*PARTS OF THE EXERCISE*:
[a] Answer these questions from the text on fair use and free law, one per line, marked (i), (ii), (iii):
(i) Which Supreme Court decision is the text about?
(ii) What does the accompanying article highlight?
(iii) According to the Court, what was the fair use defense designed to accommodate?
[b] In the text on fair use and free law, list every party that the Court says would have to cease all copying, distribution, and display of the works.
[c] Using the text on fair use and free law, say whether each statement agrees with it, answering yes or no and quoting the words that decide it:
(i) The Court said the fair use defense can usually be resolved without a trial.
(ii) The Court said the less bold would have to think twice before using official legal works.
(iii) The accompanying article covers three pieces of ongoing litigation.

Fair Use & Free Law
We’re examining subsequent developments in Free Law related to the Supreme Court’s Georgia v. Public.Resource.Org decision on the occasion of its secondary anniversary. An accompanying article highlights three pieces of ongoing litigation that all cite to that case; but, this one dives a little deeper on one particular issue– fair use.
In the PRO case, the Supreme Court noted that the copyright defense of fair use was far from a perfect solution for testing the limits of copyright. In hypothesizing about a world where the non-binding work product of courts and legislators enjoyed the “instant and automatic” protection of copyright unless expressly disclaimed by the state, the Court noted that “citizens, attorneys, nonprofits, and private research companies would have to cease all copying, distribution, and display of those works or risk severe and potentially criminal penalties.” The Court continued, “Some affected parties might be willing to roll the dice with a potential fair use defense. But that defense, designed to accommodate First Amendment concerns, is notoriously fact sensitive and often cannot be resolved without a trial.” It concluded, “The less bold among us would have to think twice before using official legal works that illuminate the law we are presumed to know and understand.”

*DATASET*:
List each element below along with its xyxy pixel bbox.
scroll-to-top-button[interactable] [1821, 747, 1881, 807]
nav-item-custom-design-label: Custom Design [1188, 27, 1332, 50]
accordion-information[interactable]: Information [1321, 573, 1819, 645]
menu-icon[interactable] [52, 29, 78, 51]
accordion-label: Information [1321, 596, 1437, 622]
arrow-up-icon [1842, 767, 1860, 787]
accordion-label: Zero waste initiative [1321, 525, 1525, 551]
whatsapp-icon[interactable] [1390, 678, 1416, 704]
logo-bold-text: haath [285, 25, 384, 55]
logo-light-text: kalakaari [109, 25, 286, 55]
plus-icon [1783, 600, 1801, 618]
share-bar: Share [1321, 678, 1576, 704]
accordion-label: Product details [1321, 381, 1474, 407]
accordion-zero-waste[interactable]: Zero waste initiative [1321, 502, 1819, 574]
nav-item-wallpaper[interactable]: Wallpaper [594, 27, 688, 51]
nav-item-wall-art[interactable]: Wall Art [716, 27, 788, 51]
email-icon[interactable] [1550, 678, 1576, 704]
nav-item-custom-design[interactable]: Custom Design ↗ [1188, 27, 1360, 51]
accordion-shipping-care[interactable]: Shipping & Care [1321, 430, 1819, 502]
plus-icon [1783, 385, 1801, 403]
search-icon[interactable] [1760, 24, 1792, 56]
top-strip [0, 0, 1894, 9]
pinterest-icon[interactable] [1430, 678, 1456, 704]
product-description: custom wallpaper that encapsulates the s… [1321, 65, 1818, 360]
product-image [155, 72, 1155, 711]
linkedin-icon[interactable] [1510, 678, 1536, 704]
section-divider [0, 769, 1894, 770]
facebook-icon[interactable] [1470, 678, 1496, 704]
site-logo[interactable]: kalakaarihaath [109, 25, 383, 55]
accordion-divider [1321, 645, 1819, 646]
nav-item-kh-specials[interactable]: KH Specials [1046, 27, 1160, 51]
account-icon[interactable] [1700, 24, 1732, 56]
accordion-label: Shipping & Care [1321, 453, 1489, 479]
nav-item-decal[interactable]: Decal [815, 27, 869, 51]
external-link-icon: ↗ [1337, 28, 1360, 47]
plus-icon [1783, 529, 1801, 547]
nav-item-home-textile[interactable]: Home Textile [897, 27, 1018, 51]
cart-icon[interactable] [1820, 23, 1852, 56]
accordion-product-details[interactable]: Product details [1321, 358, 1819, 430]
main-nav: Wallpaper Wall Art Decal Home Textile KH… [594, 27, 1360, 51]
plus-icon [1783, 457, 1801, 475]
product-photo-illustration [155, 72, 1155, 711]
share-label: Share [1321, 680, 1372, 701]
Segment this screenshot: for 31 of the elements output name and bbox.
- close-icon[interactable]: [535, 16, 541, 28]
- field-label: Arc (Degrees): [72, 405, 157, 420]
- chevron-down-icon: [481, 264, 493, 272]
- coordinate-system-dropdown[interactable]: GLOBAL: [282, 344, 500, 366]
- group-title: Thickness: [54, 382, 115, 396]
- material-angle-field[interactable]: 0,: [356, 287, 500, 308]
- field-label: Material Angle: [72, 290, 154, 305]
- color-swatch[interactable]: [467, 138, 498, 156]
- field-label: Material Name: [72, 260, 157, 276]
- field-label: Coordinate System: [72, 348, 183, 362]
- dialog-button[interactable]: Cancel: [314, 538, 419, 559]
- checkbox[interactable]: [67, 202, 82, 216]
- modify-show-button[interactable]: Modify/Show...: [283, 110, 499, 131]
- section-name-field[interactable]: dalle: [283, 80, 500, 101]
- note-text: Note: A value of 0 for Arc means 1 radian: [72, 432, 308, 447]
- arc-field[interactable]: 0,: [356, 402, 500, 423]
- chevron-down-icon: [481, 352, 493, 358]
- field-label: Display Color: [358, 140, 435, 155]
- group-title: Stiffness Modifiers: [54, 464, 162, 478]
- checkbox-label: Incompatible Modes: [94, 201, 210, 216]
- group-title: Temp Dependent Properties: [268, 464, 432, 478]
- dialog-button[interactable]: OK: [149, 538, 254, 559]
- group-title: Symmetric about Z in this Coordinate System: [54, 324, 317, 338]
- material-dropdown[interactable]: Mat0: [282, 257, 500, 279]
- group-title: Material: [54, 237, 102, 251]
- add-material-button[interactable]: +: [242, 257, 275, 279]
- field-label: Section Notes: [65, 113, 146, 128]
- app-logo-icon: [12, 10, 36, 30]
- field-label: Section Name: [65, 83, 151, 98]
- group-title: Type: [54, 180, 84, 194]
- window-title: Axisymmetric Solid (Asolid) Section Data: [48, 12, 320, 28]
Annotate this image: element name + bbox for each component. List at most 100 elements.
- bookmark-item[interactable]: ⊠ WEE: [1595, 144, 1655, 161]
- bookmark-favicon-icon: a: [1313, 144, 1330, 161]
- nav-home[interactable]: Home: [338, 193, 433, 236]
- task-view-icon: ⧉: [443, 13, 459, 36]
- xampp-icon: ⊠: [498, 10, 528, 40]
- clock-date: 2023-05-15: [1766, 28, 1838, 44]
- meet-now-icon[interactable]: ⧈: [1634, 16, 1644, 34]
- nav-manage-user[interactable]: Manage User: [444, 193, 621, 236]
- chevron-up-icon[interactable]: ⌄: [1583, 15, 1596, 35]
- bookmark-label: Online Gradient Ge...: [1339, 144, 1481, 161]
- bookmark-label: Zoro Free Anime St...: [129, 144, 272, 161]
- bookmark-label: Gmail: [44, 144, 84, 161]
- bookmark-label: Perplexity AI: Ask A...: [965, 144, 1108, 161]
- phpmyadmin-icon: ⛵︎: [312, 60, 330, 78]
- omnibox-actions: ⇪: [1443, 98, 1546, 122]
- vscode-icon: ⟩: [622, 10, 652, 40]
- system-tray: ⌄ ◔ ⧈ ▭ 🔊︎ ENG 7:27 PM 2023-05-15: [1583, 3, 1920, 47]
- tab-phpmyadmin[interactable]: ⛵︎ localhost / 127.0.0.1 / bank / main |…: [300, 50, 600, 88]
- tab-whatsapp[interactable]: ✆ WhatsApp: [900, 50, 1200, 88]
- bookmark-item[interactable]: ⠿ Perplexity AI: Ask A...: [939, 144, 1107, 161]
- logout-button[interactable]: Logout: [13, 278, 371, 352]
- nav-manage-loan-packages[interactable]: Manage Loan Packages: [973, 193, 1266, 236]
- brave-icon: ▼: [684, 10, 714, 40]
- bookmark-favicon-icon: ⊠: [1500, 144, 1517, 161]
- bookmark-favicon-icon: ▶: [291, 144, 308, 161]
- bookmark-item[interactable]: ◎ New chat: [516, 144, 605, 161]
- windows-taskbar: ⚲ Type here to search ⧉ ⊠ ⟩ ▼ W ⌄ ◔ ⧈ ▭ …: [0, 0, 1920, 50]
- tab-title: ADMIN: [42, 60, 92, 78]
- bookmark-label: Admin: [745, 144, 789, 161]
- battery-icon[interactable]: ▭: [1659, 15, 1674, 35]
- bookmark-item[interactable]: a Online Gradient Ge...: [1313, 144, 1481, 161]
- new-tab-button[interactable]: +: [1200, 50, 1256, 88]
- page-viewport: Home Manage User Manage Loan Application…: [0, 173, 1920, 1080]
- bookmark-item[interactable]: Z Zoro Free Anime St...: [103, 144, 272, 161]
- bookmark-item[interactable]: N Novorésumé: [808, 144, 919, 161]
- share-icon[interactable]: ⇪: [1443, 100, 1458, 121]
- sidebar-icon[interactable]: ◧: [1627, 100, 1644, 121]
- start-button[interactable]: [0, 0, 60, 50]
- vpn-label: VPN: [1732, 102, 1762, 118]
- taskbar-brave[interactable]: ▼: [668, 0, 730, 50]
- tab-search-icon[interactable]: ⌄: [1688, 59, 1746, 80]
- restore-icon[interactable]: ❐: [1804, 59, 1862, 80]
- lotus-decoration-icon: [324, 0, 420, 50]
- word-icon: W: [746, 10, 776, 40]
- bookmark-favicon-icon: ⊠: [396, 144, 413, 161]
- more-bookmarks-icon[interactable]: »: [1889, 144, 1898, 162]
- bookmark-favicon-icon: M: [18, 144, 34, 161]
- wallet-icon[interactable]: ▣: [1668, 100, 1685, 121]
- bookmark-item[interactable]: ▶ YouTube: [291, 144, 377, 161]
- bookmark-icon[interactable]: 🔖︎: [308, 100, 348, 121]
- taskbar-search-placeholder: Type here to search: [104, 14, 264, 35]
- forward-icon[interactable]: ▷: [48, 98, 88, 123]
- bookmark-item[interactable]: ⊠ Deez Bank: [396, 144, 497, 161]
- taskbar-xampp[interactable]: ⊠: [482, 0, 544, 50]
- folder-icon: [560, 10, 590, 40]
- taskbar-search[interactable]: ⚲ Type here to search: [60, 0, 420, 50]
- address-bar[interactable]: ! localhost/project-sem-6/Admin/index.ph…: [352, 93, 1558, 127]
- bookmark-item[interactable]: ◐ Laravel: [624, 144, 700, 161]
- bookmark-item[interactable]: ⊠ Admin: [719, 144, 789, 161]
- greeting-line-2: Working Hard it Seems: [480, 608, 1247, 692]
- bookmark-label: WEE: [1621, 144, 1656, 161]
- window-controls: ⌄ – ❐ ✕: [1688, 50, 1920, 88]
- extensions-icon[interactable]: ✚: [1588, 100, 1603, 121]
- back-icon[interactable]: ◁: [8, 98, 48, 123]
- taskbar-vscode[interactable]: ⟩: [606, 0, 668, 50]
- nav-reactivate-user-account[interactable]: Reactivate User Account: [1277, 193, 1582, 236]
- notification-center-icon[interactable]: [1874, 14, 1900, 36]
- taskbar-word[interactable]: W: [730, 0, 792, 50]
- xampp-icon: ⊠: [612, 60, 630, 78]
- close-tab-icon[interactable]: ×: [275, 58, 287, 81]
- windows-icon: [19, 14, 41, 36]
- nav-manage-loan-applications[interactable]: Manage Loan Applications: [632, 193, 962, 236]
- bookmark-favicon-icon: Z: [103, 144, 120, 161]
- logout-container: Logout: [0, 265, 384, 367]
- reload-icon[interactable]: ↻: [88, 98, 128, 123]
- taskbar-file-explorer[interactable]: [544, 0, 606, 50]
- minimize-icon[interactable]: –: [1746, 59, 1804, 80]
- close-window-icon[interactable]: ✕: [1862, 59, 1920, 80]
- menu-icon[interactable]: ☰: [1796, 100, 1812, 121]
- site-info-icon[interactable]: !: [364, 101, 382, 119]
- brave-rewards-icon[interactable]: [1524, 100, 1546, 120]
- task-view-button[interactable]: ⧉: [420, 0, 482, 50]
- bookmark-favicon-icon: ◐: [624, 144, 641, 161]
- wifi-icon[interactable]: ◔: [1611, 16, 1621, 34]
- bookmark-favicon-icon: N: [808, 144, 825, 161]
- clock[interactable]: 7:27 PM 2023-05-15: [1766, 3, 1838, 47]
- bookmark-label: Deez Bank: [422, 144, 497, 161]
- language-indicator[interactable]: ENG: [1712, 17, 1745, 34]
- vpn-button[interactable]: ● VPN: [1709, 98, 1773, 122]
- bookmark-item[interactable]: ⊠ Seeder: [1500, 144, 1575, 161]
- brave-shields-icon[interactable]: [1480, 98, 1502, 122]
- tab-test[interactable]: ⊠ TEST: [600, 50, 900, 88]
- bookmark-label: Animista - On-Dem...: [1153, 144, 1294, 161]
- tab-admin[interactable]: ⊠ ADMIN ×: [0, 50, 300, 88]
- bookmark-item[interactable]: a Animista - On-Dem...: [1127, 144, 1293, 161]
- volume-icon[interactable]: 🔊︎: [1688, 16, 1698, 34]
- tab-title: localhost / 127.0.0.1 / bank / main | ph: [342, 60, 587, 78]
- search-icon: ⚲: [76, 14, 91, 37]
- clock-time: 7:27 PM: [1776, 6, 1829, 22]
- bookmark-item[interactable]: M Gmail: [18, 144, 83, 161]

*TASK ANSWERS*:
[a]
(i) Georgia v. Public.Resource.Org
(ii) Three pieces of ongoing litigation that all cite to that case
(iii) First Amendment concerns

[b] citizens, attorneys, nonprofits, private research companies

[c]
(i) No: "notoriously fact sensitive and often cannot be resolved without a trial"
(ii) Yes: "The less bold among us would have to think twice before using official legal works"
(iii) Yes: "An accompanying article highlights three pieces of ongoing litigation that all cite to that case"